Output the material below in full, exactly as it is.

** start Dataset records **

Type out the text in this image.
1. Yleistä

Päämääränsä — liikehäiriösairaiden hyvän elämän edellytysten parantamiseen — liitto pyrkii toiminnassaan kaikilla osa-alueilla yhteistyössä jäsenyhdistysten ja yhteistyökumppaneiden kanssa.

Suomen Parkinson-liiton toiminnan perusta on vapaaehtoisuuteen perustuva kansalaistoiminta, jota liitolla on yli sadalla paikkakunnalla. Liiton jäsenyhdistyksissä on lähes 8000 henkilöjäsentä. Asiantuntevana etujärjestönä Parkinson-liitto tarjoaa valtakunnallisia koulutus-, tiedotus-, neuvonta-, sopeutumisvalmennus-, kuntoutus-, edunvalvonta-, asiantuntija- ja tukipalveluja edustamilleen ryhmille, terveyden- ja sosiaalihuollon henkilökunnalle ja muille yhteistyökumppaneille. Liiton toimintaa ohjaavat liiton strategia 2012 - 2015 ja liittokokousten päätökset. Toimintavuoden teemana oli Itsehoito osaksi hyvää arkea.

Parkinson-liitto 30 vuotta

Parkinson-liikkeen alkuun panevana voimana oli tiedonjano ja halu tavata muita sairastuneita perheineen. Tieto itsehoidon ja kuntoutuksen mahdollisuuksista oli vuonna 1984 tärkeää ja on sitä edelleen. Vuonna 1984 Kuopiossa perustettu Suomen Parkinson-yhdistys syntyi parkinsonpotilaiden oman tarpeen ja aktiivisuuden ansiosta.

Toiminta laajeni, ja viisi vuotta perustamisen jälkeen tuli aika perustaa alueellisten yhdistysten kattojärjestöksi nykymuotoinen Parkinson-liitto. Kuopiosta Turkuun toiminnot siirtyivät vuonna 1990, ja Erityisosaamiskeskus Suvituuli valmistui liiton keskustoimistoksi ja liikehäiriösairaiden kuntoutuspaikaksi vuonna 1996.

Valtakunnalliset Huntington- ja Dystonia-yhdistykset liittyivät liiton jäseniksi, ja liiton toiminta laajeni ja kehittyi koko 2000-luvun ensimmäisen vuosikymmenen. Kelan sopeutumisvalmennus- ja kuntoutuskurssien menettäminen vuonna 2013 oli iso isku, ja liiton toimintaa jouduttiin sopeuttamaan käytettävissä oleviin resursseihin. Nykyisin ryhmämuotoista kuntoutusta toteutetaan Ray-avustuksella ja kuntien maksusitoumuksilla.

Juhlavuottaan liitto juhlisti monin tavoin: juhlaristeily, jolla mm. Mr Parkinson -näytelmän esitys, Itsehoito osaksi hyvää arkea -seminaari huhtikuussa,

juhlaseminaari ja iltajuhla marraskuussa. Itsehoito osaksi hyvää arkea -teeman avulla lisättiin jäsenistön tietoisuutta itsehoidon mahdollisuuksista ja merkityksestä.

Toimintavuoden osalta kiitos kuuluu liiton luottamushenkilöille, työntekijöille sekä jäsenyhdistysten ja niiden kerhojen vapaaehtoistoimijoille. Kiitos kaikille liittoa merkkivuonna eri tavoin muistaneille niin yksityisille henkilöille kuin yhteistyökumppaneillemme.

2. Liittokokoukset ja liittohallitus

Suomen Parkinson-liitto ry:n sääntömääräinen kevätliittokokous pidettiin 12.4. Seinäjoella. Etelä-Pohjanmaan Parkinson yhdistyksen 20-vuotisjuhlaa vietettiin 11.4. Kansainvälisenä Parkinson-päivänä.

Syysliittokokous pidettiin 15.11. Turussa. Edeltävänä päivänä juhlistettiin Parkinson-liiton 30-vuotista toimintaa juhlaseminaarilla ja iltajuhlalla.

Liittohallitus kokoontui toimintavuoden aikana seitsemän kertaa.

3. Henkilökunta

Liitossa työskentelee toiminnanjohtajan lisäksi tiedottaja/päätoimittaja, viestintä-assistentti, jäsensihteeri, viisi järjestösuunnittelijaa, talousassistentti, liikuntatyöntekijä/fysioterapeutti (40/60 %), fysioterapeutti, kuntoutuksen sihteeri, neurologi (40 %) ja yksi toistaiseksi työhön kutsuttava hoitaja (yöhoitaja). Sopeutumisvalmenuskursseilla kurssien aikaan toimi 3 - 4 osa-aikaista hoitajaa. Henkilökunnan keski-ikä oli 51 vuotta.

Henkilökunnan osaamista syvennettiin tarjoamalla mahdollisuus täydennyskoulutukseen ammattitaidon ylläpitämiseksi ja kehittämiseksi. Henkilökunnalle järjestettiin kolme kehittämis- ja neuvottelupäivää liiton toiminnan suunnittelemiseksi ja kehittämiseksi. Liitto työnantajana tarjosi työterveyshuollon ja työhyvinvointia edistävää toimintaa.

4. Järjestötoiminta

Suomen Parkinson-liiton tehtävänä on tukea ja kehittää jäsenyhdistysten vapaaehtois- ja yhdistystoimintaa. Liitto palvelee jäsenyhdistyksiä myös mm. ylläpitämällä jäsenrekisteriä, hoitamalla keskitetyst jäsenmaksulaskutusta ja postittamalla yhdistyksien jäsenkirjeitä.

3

** end Dataset records **

Task solution ▸
Type out the text in this image.
1. Yleistä

Päämääränsä — liikehäiriösairaiden hyvän elämän edellytysten parantamiseen — liitto pyrkii toiminnassaan kaikilla osa-alueilla yhteistyössä jäsenyhdistysten ja yhteistyökumppaneiden kanssa.

Suomen Parkinson-liiton toiminnan perusta on vapaaehtoisuuteen perustuva kansalaistoiminta, jota liitolla on yli sadalla paikkakunnalla. Liiton jäsenyhdistyksissä on lähes 8000 henkilöjäsentä. Asiantuntevana etujärjestönä Parkinson-liitto tarjoaa valtakunnallisia koulutus-, tiedotus-, neuvonta-, sopeutumisvalmennus-, kuntoutus-, edunvalvonta-, asiantuntija- ja tukipalveluja edustamilleen ryhmille, terveyden- ja sosiaalihuollon henkilökunnalle ja muille yhteistyökumppaneille. Liiton toimintaa ohjaavat liiton strategia 2012 - 2015 ja liittokokousten päätökset. Toimintavuoden teemana oli Itsehoito osaksi hyvää arkea.

Parkinson-liitto 30 vuotta

Parkinson-liikkeen alkuun panevana voimana oli tiedonjano ja halu tavata muita sairastuneita perheineen. Tieto itsehoidon ja kuntoutuksen mahdollisuuksista oli vuonna 1984 tärkeää ja on sitä edelleen. Vuonna 1984 Kuopiossa perustettu Suomen Parkinson-yhdistys syntyi parkinsonpotilaiden oman tarpeen ja aktiivisuuden ansiosta.

Toiminta laajeni, ja viisi vuotta perustamisen jälkeen tuli aika perustaa alueellisten yhdistysten kattojärjestöksi nykymuotoinen Parkinson-liitto. Kuopiosta Turkuun toiminnot siirtyivät vuonna 1990, ja Erityisosaamiskeskus Suvituuli valmistui liiton keskustoimistoksi ja liikehäiriösairaiden kuntoutuspaikaksi vuonna 1996.

Valtakunnalliset Huntington- ja Dystonia-yhdistykset liittyivät liiton jäseniksi, ja liiton toiminta laajeni ja kehittyi koko 2000-luvun ensimmäisen vuosikymmenen. Kelan sopeutumisvalmennus- ja kuntoutuskurssien menettäminen vuonna 2013 oli iso isku, ja liiton toimintaa jouduttiin sopeuttamaan käytettävissä oleviin resursseihin. Nykyisin ryhmämuotoista kuntoutusta toteutetaan Ray-avustuksella ja kuntien maksusitoumuksilla.

Juhlavuottaan liitto juhlisti monin tavoin: juhlaristeily, jolla mm. Mr Parkinson -näytelmän esitys, Itsehoito osaksi hyvää arkea -seminaari huhtikuussa,

juhlaseminaari ja iltajuhla marraskuussa. Itsehoito osaksi hyvää arkea -teeman avulla lisättiin jäsenistön tietoisuutta itsehoidon mahdollisuuksista ja merkityksestä.

Toimintavuoden osalta kiitos kuuluu liiton luottamushenkilöille, työntekijöille sekä jäsenyhdistysten ja niiden kerhojen vapaaehtoistoimijoille. Kiitos kaikille liittoa merkkivuonna eri tavoin muistaneille niin yksityisille henkilöille kuin yhteistyökumppaneillemme.

2. Liittokokoukset ja liittohallitus

Suomen Parkinson-liitto ry:n sääntömääräinen kevätliittokokous pidettiin 12.4. Seinäjoella. Etelä-Pohjanmaan Parkinson yhdistyksen 20-vuotisjuhlaa vietettiin 11.4. Kansainvälisenä Parkinson-päivänä.

Syysliittokokous pidettiin 15.11. Turussa. Edeltävänä päivänä juhlistettiin Parkinson-liiton 30-vuotista toimintaa juhlaseminaarilla ja iltajuhlalla.

Liittohallitus kokoontui toimintavuoden aikana seitsemän kertaa.

3. Henkilökunta

Liitossa työskentelee toiminnanjohtajan lisäksi tiedottaja/päätoimittaja, viestintä-assistentti, jäsensihteeri, viisi järjestösuunnittelijaa, talousassistentti, liikuntatyöntekijä/fysioterapeutti (40/60 %), fysioterapeutti, kuntoutuksen sihteeri, neurologi (40 %) ja yksi toistaiseksi työhön kutsuttava hoitaja (yöhoitaja). Sopeutumisvalmenuskursseilla kurssien aikaan toimi 3 - 4 osa-aikaista hoitajaa. Henkilökunnan keski-ikä oli 51 vuotta.

Henkilökunnan osaamista syvennettiin tarjoamalla mahdollisuus täydennyskoulutukseen ammattitaidon ylläpitämiseksi ja kehittämiseksi. Henkilökunnalle järjestettiin kolme kehittämis- ja neuvottelupäivää liiton toiminnan suunnittelemiseksi ja kehittämiseksi. Liitto työnantajana tarjosi työterveyshuollon ja työhyvinvointia edistävää toimintaa.

4. Järjestötoiminta

Suomen Parkinson-liiton tehtävänä on tukea ja kehittää jäsenyhdistysten vapaaehtois- ja yhdistystoimintaa. Liitto palvelee jäsenyhdistyksiä myös mm. ylläpitämällä jäsenrekisteriä, hoitamalla keskitetyst jäsenmaksulaskutusta ja postittamalla yhdistyksien jäsenkirjeitä.

3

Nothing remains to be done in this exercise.